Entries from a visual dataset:
#####
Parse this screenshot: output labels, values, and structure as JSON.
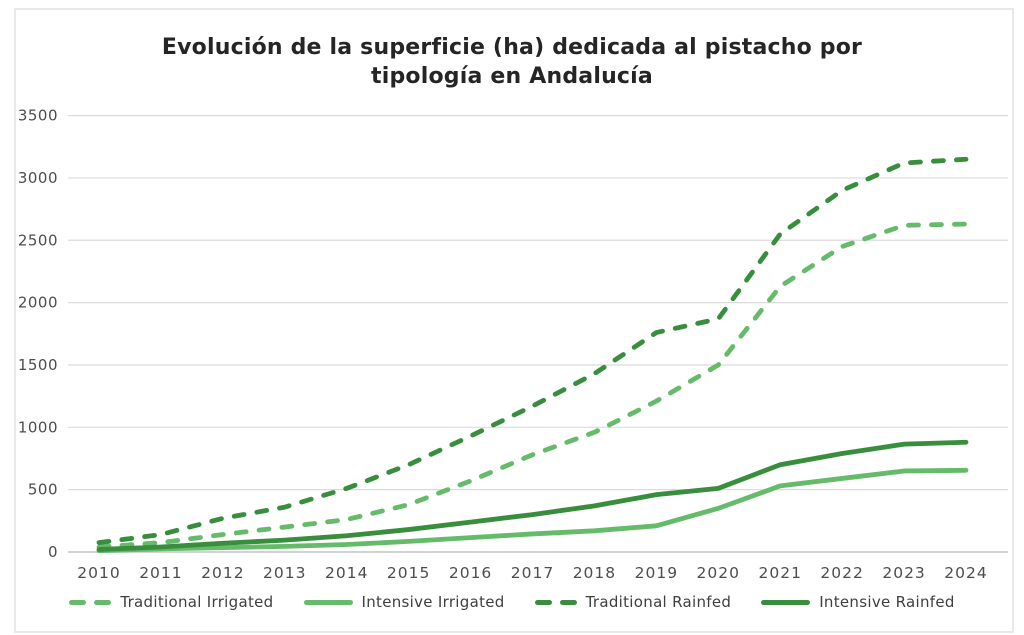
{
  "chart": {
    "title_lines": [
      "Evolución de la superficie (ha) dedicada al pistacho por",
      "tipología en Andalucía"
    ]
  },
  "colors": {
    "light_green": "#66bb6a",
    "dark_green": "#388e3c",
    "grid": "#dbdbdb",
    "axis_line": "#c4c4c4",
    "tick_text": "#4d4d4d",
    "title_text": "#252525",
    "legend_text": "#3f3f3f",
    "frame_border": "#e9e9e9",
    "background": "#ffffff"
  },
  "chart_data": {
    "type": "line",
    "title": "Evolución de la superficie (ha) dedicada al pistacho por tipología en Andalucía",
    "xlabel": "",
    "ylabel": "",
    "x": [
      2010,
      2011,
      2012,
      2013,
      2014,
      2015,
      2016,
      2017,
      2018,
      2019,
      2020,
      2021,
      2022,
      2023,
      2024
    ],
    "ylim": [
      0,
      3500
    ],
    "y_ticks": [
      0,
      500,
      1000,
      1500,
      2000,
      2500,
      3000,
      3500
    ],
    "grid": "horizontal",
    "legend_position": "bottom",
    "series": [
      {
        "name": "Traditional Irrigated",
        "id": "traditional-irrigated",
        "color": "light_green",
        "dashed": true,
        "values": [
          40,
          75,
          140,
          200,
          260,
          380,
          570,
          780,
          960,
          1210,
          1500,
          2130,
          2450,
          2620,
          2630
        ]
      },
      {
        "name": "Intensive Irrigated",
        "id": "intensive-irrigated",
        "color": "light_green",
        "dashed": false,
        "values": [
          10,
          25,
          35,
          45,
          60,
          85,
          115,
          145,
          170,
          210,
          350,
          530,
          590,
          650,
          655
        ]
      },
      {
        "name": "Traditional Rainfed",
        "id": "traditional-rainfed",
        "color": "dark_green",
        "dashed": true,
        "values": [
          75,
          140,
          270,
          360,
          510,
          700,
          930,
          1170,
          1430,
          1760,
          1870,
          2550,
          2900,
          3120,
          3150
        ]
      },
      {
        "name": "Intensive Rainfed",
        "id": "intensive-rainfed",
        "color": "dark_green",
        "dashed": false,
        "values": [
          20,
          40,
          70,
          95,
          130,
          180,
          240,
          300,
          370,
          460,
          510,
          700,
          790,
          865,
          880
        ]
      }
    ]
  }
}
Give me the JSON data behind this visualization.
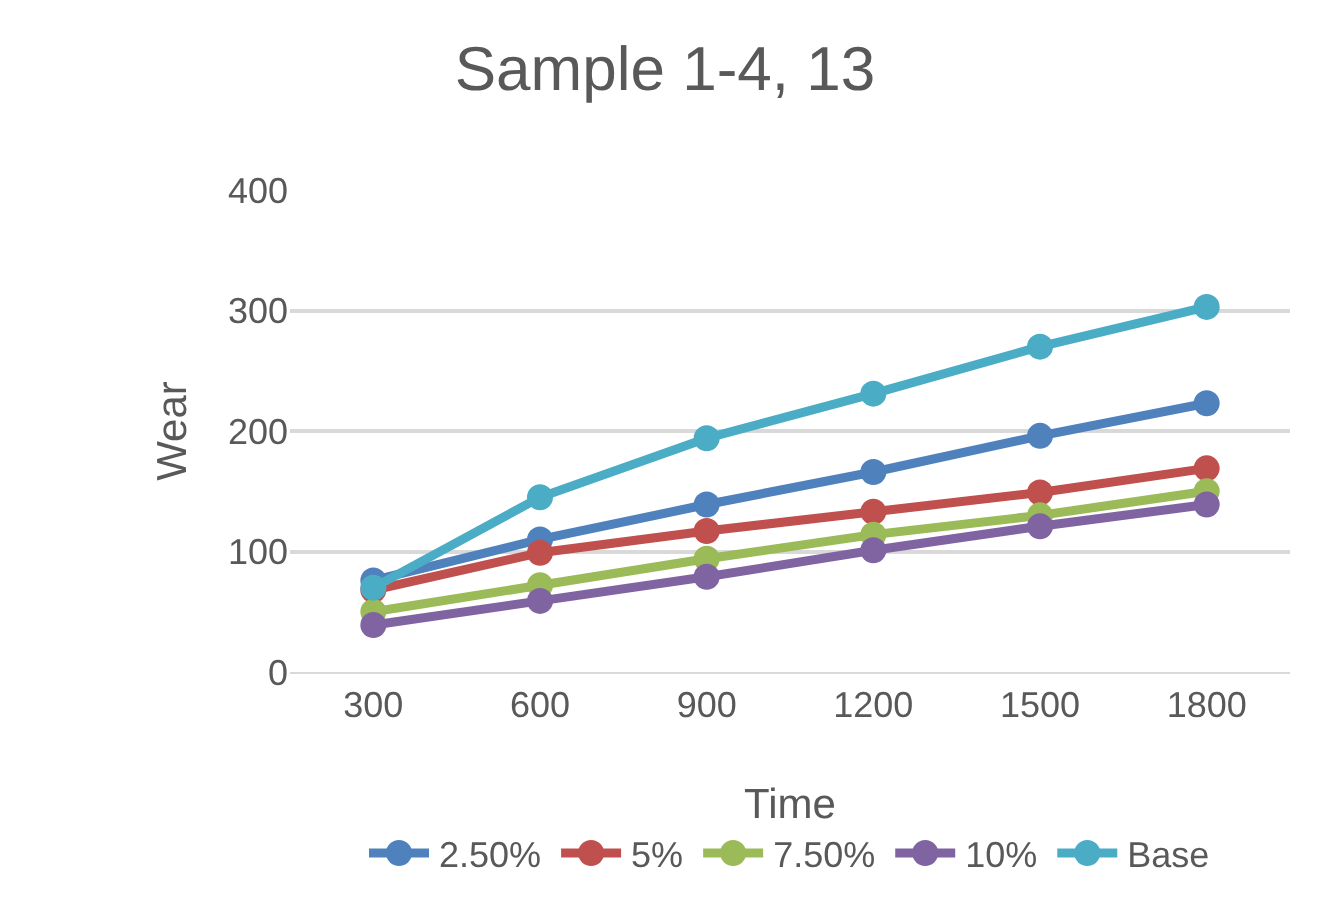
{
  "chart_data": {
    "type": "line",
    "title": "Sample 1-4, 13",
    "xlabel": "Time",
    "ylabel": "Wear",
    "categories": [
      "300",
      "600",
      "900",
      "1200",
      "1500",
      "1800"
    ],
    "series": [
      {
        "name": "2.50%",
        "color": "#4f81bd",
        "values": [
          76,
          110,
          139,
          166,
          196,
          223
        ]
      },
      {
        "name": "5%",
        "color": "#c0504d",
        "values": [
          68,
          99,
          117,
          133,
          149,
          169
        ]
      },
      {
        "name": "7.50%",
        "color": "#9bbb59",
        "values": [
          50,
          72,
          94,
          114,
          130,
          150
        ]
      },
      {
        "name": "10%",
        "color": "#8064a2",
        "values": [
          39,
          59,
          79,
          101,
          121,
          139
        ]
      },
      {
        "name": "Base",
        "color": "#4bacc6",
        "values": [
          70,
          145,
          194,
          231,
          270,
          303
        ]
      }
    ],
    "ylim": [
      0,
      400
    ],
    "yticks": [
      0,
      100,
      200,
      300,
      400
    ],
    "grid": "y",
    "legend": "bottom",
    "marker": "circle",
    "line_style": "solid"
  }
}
#####
Task statement:
Set down the records in full and exactly. Do not carry over any image.

Reply:
Parse this screenshot: output labels, values, and structure as JSON.
{
  "chart": {
    "title_lines": [
      "Evolución de la superficie (ha) dedicada al pistacho por",
      "tipología en Andalucía"
    ]
  },
  "colors": {
    "light_green": "#66bb6a",
    "dark_green": "#388e3c",
    "grid": "#dbdbdb",
    "axis_line": "#c4c4c4",
    "tick_text": "#4d4d4d",
    "title_text": "#252525",
    "legend_text": "#3f3f3f",
    "frame_border": "#e9e9e9",
    "background": "#ffffff"
  },
  "chart_data": {
    "type": "line",
    "title": "Evolución de la superficie (ha) dedicada al pistacho por tipología en Andalucía",
    "xlabel": "",
    "ylabel": "",
    "x": [
      2010,
      2011,
      2012,
      2013,
      2014,
      2015,
      2016,
      2017,
      2018,
      2019,
      2020,
      2021,
      2022,
      2023,
      2024
    ],
    "ylim": [
      0,
      3500
    ],
    "y_ticks": [
      0,
      500,
      1000,
      1500,
      2000,
      2500,
      3000,
      3500
    ],
    "grid": "horizontal",
    "legend_position": "bottom",
    "series": [
      {
        "name": "Traditional Irrigated",
        "id": "traditional-irrigated",
        "color": "light_green",
        "dashed": true,
        "values": [
          40,
          75,
          140,
          200,
          260,
          380,
          570,
          780,
          960,
          1210,
          1500,
          2130,
          2450,
          2620,
          2630
        ]
      },
      {
        "name": "Intensive Irrigated",
        "id": "intensive-irrigated",
        "color": "light_green",
        "dashed": false,
        "values": [
          10,
          25,
          35,
          45,
          60,
          85,
          115,
          145,
          170,
          210,
          350,
          530,
          590,
          650,
          655
        ]
      },
      {
        "name": "Traditional Rainfed",
        "id": "traditional-rainfed",
        "color": "dark_green",
        "dashed": true,
        "values": [
          75,
          140,
          270,
          360,
          510,
          700,
          930,
          1170,
          1430,
          1760,
          1870,
          2550,
          2900,
          3120,
          3150
        ]
      },
      {
        "name": "Intensive Rainfed",
        "id": "intensive-rainfed",
        "color": "dark_green",
        "dashed": false,
        "values": [
          20,
          40,
          70,
          95,
          130,
          180,
          240,
          300,
          370,
          460,
          510,
          700,
          790,
          865,
          880
        ]
      }
    ]
  }
}
Give me the JSON data behind this visualization.
{
  "chart_data": {
    "type": "line",
    "title": "Sample 1-4, 13",
    "xlabel": "Time",
    "ylabel": "Wear",
    "categories": [
      "300",
      "600",
      "900",
      "1200",
      "1500",
      "1800"
    ],
    "series": [
      {
        "name": "2.50%",
        "color": "#4f81bd",
        "values": [
          76,
          110,
          139,
          166,
          196,
          223
        ]
      },
      {
        "name": "5%",
        "color": "#c0504d",
        "values": [
          68,
          99,
          117,
          133,
          149,
          169
        ]
      },
      {
        "name": "7.50%",
        "color": "#9bbb59",
        "values": [
          50,
          72,
          94,
          114,
          130,
          150
        ]
      },
      {
        "name": "10%",
        "color": "#8064a2",
        "values": [
          39,
          59,
          79,
          101,
          121,
          139
        ]
      },
      {
        "name": "Base",
        "color": "#4bacc6",
        "values": [
          70,
          145,
          194,
          231,
          270,
          303
        ]
      }
    ],
    "ylim": [
      0,
      400
    ],
    "yticks": [
      0,
      100,
      200,
      300,
      400
    ],
    "grid": "y",
    "legend": "bottom",
    "marker": "circle",
    "line_style": "solid"
  }
}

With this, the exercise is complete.